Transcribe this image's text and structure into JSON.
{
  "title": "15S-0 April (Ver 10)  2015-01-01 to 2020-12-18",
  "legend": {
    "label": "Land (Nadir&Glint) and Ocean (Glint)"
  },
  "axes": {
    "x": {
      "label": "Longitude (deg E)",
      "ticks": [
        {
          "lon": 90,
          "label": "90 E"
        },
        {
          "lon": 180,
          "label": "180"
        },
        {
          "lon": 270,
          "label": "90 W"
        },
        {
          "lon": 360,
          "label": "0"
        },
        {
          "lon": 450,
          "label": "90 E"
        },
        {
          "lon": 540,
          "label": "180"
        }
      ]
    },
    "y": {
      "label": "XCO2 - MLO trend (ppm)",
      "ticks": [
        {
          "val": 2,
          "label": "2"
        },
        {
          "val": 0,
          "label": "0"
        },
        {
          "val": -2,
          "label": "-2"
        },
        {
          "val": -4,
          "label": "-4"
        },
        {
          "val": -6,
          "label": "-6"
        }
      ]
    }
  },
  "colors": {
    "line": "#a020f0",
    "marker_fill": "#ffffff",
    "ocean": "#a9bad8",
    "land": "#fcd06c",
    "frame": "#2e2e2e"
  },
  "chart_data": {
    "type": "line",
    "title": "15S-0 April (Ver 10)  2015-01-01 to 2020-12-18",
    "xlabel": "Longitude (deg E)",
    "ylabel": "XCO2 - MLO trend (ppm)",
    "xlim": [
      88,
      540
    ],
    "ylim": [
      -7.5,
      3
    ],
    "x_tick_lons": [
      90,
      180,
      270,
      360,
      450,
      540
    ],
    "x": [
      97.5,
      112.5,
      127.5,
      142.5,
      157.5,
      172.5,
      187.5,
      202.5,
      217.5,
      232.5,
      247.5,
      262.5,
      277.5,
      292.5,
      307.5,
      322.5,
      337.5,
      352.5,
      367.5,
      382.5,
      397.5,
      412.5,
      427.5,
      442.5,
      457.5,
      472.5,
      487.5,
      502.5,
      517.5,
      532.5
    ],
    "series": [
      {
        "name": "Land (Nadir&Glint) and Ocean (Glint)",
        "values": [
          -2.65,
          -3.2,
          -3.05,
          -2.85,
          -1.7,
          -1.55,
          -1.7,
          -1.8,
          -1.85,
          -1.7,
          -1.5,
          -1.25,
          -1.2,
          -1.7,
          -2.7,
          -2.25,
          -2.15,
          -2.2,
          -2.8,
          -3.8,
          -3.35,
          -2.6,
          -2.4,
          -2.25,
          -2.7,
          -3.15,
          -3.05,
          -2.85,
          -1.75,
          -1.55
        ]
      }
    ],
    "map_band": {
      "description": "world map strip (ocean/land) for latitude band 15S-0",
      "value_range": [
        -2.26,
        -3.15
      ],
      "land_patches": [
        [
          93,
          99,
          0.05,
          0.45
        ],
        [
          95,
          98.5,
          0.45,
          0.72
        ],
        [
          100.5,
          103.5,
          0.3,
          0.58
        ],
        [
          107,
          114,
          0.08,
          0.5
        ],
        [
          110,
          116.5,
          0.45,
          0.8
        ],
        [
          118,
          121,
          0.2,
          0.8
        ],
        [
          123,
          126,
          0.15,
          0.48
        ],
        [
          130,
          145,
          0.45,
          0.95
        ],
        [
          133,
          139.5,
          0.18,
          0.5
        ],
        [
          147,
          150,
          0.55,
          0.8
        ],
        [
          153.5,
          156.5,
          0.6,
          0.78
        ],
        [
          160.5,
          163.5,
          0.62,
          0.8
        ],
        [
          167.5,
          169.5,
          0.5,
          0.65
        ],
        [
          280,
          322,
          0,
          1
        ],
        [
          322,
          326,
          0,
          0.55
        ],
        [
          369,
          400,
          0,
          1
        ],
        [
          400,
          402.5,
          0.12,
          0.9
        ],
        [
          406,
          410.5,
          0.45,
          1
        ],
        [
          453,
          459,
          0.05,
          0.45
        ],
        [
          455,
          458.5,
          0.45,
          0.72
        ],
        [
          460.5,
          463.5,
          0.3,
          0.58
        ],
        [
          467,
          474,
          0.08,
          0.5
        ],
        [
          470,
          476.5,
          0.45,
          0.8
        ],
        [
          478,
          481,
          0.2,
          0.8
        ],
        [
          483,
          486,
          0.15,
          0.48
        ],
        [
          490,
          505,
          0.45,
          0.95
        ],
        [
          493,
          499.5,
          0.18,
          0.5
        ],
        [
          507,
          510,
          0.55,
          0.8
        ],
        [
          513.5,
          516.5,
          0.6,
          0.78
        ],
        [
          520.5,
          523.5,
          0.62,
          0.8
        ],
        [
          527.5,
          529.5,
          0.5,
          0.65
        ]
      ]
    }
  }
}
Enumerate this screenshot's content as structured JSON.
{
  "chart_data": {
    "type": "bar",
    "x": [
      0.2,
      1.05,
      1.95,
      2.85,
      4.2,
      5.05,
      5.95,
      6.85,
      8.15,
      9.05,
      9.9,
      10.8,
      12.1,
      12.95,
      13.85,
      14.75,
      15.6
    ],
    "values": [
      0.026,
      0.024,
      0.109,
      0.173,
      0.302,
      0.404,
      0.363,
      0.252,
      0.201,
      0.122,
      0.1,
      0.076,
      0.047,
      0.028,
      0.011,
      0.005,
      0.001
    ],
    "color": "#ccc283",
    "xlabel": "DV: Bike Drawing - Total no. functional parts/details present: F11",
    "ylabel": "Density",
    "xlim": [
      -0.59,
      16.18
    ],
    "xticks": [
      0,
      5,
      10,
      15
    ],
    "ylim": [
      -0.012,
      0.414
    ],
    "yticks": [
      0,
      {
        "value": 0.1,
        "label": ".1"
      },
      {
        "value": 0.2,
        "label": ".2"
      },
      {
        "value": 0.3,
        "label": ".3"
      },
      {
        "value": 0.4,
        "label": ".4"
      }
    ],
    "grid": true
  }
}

==*==

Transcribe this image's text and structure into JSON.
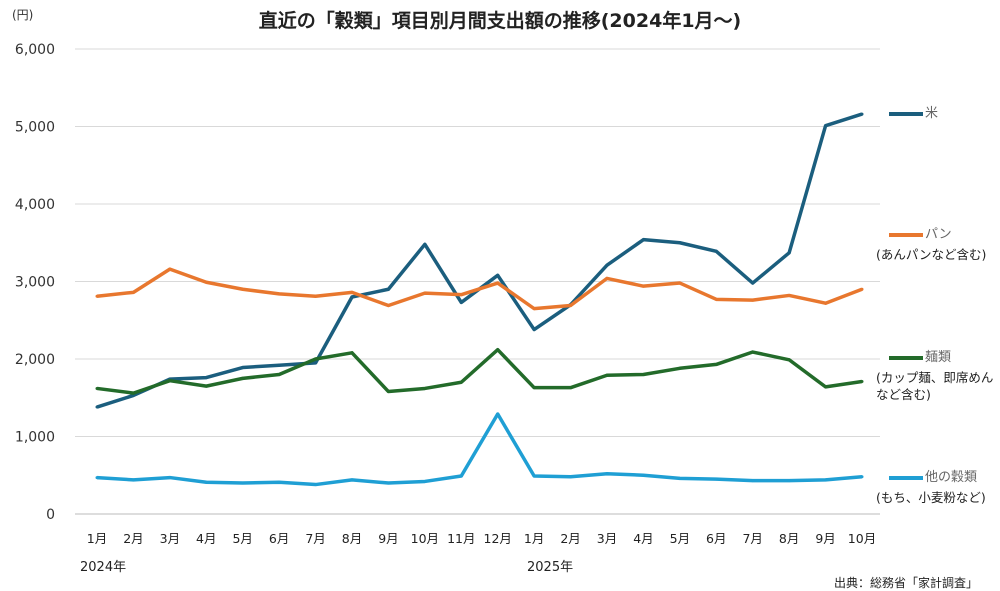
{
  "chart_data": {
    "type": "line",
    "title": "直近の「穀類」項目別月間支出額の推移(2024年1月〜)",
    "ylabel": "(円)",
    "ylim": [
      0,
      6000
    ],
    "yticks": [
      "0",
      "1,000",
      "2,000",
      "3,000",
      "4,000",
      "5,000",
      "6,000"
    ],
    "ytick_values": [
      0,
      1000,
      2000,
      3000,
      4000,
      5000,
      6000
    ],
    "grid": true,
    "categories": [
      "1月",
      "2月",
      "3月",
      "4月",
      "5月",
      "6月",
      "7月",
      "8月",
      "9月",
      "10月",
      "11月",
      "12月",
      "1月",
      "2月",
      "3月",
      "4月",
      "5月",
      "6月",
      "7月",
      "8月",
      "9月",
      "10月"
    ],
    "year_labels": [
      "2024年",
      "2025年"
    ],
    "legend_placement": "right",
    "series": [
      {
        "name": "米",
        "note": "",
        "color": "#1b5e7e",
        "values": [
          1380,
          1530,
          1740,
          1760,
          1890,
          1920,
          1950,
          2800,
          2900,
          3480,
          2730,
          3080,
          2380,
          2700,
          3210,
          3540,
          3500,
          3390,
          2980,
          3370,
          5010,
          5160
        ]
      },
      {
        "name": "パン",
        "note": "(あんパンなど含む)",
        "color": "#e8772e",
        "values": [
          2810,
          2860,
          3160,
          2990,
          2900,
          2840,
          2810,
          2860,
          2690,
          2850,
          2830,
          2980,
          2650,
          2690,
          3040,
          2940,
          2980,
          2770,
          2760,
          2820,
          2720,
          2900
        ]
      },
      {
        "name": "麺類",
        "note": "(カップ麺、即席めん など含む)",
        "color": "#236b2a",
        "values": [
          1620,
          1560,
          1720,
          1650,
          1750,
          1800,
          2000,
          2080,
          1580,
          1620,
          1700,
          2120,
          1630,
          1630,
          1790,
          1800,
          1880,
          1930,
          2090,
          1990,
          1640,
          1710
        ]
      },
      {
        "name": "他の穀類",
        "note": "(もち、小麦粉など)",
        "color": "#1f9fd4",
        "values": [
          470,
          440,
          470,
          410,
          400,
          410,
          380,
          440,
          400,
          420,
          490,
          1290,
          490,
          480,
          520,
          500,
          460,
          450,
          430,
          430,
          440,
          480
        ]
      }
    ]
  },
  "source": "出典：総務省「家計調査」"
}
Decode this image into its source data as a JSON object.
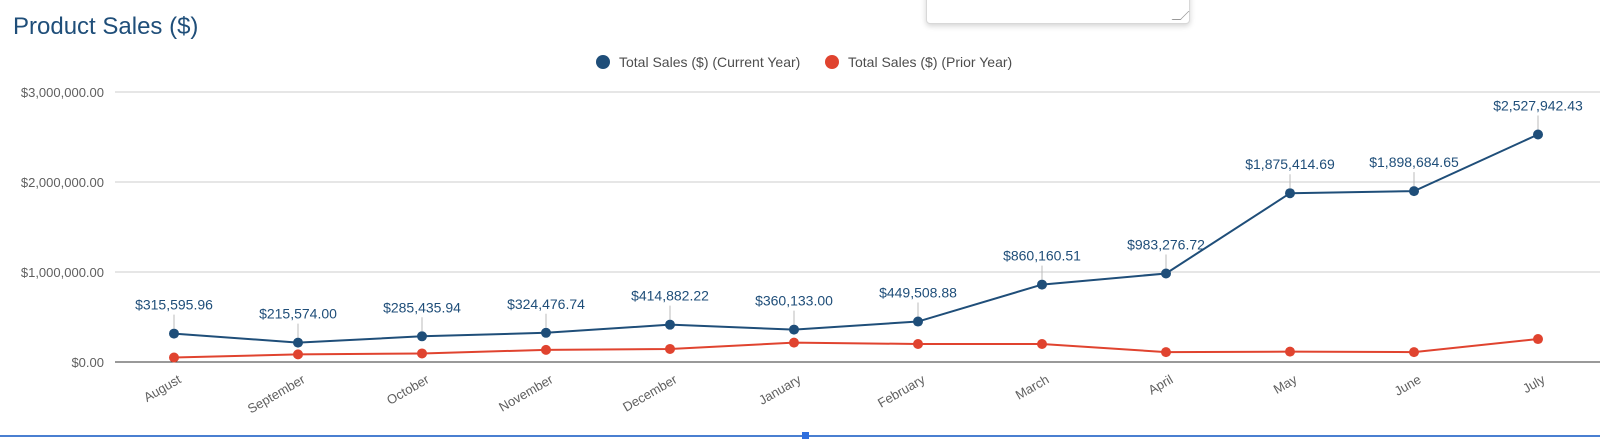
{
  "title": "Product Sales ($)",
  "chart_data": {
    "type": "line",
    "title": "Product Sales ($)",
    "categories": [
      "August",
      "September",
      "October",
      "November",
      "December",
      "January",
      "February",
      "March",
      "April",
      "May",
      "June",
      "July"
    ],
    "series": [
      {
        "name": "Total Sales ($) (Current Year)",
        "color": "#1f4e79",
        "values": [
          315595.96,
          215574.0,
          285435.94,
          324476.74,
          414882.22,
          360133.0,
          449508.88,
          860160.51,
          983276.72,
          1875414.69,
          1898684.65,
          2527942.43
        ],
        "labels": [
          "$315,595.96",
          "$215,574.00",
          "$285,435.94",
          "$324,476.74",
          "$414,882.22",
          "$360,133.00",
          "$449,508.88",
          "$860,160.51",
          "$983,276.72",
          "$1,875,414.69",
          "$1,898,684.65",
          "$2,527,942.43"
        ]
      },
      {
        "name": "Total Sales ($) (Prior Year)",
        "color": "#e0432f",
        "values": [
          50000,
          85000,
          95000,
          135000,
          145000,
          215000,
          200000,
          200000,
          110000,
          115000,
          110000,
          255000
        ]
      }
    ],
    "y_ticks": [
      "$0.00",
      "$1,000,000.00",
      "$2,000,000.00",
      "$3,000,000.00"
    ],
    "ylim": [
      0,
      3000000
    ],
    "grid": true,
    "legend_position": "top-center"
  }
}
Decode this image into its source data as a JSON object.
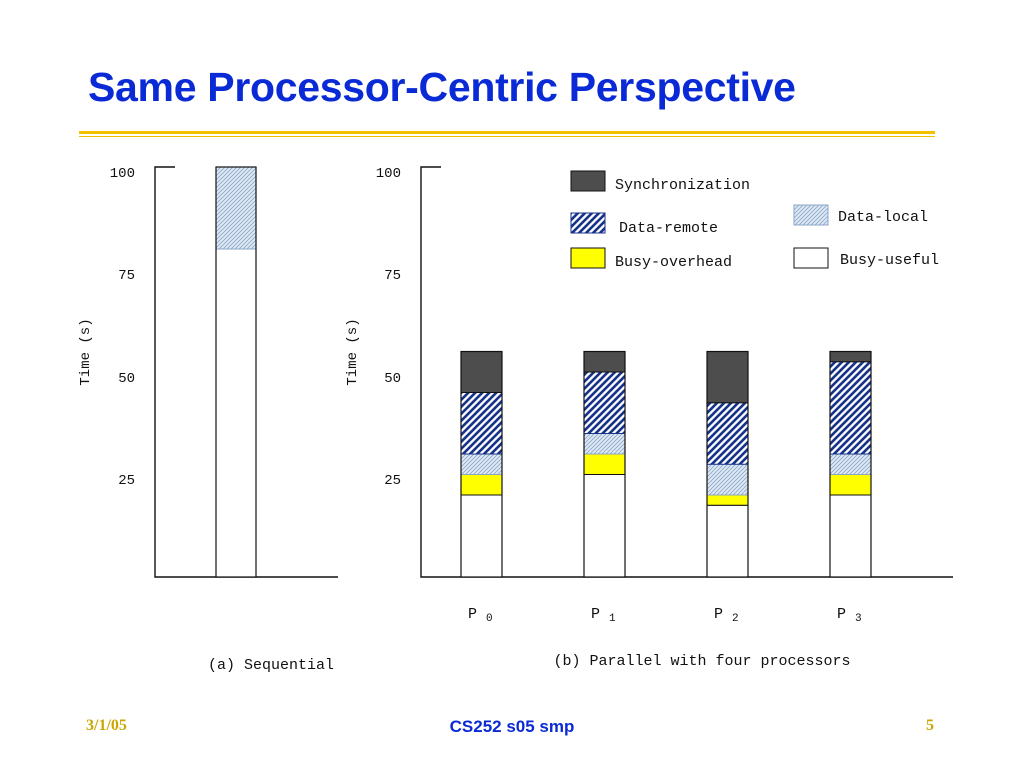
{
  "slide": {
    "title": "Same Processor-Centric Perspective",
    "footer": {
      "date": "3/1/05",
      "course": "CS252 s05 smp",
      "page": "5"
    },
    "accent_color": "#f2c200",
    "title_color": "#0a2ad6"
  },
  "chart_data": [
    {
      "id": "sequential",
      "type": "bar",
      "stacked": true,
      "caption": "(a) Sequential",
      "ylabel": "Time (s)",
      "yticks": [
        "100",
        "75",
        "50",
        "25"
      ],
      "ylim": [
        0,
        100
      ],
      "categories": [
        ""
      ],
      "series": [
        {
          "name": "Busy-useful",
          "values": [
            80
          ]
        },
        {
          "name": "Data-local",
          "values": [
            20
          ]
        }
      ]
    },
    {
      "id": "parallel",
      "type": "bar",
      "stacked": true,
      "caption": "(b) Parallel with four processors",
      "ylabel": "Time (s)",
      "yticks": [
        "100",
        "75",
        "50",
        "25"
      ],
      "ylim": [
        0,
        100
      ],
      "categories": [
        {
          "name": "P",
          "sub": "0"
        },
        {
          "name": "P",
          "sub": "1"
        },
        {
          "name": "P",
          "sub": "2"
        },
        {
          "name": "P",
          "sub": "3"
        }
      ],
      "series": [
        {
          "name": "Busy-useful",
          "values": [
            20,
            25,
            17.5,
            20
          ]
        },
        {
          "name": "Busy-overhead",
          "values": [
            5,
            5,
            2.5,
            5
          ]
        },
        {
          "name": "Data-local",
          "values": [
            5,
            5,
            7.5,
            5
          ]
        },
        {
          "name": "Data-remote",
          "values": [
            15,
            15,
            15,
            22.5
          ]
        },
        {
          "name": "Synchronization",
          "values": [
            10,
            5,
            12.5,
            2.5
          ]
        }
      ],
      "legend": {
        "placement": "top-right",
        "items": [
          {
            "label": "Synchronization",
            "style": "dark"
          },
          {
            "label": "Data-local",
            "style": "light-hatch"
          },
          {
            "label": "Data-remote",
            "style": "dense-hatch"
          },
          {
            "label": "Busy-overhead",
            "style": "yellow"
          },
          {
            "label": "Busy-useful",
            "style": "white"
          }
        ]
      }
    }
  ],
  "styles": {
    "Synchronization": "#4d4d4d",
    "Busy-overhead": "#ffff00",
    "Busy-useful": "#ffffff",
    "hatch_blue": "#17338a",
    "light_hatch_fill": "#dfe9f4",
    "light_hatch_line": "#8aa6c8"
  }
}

==*==

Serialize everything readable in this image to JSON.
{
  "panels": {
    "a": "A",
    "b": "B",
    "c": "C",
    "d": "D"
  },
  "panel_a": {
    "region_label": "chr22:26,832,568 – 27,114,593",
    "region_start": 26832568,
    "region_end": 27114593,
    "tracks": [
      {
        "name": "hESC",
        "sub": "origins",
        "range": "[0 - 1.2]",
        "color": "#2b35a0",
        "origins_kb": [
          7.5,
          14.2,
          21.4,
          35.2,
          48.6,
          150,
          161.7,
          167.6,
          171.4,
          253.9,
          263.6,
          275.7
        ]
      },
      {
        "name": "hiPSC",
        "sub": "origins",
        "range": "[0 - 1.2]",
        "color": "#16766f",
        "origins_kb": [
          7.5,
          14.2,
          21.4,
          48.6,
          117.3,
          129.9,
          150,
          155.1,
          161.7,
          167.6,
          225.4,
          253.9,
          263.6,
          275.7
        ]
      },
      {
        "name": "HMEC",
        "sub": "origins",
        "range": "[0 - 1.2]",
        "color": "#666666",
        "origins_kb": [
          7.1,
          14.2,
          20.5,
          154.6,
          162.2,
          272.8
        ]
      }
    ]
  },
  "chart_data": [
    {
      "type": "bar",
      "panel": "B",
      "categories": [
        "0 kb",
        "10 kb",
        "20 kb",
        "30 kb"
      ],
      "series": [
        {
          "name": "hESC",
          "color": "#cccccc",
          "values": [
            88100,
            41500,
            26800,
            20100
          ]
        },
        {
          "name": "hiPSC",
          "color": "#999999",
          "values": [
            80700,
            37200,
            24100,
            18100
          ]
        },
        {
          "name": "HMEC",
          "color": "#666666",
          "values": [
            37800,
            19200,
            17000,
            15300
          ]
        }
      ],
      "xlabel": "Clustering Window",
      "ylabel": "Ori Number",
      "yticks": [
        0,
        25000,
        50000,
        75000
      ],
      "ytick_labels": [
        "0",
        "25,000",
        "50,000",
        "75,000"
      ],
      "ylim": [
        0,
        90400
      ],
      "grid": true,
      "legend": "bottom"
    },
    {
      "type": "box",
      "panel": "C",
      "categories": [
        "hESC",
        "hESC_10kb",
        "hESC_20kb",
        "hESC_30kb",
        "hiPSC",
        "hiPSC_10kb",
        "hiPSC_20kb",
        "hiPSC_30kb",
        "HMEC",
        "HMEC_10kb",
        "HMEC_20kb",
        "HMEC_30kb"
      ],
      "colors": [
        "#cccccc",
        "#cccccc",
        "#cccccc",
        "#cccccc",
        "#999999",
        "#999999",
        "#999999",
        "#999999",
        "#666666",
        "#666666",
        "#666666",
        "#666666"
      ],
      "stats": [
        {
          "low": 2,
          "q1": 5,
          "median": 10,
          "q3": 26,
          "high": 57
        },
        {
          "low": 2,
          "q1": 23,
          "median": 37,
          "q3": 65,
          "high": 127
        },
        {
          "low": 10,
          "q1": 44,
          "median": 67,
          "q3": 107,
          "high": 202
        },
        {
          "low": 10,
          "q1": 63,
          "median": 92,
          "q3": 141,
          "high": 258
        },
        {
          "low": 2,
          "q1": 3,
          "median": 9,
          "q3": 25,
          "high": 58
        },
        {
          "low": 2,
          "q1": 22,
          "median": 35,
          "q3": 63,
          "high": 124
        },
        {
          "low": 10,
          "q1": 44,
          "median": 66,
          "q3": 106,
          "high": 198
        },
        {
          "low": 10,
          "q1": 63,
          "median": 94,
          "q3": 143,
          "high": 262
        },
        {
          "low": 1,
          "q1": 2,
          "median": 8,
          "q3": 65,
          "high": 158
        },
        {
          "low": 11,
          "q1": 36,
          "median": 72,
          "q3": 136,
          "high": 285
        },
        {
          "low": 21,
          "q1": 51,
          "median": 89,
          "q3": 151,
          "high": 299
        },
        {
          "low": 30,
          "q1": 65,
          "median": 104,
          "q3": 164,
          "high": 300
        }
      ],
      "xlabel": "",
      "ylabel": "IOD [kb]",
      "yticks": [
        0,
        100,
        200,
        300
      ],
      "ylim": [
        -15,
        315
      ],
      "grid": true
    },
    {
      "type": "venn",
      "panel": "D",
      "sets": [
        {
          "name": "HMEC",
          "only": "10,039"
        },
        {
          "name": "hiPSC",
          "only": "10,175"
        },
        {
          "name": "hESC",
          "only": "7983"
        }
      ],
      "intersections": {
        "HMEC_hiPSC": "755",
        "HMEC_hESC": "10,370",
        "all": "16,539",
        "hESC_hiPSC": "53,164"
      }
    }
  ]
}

==*==

Work to do -
Locate all lines in the listing above with the word "caption" and copy them.

Exercise response -
      "caption": "(a) Sequential",
      "caption": "(b) Parallel with four processors",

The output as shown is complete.